**Problem**
Reproduce the lines of the listing starting with the first line and going on through the line containing "y-tick-label-50: 50 bbox=[60, 353, 88, 378]", both ends included.

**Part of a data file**
%%
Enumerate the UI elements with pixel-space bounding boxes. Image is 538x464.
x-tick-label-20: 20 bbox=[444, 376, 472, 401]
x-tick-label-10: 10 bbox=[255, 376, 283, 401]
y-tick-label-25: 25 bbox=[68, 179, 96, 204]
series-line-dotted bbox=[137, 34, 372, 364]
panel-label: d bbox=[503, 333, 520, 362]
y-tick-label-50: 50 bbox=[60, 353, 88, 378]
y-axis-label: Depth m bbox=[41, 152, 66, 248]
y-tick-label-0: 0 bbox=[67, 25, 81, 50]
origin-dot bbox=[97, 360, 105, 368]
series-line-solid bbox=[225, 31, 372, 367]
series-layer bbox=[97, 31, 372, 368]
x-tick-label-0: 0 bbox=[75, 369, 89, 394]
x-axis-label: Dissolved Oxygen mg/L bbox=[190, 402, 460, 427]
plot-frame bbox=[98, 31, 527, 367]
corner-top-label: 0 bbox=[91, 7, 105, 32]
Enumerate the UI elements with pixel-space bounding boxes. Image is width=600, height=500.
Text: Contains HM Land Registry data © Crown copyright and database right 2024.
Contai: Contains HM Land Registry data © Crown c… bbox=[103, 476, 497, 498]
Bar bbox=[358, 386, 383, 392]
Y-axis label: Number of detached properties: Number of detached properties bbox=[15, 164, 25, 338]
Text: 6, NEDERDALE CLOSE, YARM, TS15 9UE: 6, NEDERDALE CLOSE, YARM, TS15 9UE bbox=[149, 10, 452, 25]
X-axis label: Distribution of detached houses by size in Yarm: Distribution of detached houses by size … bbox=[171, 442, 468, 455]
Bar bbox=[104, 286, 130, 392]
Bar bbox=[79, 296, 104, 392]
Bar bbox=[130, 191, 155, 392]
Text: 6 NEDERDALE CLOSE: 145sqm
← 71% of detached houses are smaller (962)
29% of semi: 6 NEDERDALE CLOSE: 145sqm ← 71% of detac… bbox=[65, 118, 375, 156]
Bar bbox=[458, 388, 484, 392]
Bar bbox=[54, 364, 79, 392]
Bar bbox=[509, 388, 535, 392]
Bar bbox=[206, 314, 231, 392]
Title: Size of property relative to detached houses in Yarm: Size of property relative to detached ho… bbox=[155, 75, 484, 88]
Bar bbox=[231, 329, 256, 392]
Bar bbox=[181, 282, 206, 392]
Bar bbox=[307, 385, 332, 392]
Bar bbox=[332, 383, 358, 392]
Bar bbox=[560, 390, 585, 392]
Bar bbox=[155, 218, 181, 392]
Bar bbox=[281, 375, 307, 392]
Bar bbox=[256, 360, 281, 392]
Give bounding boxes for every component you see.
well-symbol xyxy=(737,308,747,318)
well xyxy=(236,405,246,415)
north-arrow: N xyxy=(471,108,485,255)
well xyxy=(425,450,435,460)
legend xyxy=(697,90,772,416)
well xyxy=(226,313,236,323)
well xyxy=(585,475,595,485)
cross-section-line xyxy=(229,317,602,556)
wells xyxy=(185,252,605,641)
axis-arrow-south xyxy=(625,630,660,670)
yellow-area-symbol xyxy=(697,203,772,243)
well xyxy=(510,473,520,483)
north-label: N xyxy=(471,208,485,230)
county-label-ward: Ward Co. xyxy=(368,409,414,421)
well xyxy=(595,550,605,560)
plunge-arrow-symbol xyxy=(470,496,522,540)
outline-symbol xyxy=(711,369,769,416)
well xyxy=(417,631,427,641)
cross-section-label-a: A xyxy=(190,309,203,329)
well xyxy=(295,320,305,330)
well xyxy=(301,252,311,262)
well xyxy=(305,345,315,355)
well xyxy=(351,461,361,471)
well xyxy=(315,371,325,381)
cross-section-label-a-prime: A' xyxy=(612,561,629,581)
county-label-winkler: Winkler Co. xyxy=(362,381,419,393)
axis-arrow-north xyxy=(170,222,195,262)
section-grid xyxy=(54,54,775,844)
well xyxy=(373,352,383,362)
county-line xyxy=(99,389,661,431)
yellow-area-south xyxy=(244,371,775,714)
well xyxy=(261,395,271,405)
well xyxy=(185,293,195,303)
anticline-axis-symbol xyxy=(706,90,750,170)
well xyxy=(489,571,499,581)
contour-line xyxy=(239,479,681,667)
%%
**Solution**
Enumerate the UI elements with pixel-space bounding boxes. Image is 538x464.
x-tick-label-20: 20 bbox=[444, 376, 472, 401]
x-tick-label-10: 10 bbox=[255, 376, 283, 401]
y-tick-label-25: 25 bbox=[68, 179, 96, 204]
series-line-dotted bbox=[137, 34, 372, 364]
panel-label: d bbox=[503, 333, 520, 362]
y-tick-label-50: 50 bbox=[60, 353, 88, 378]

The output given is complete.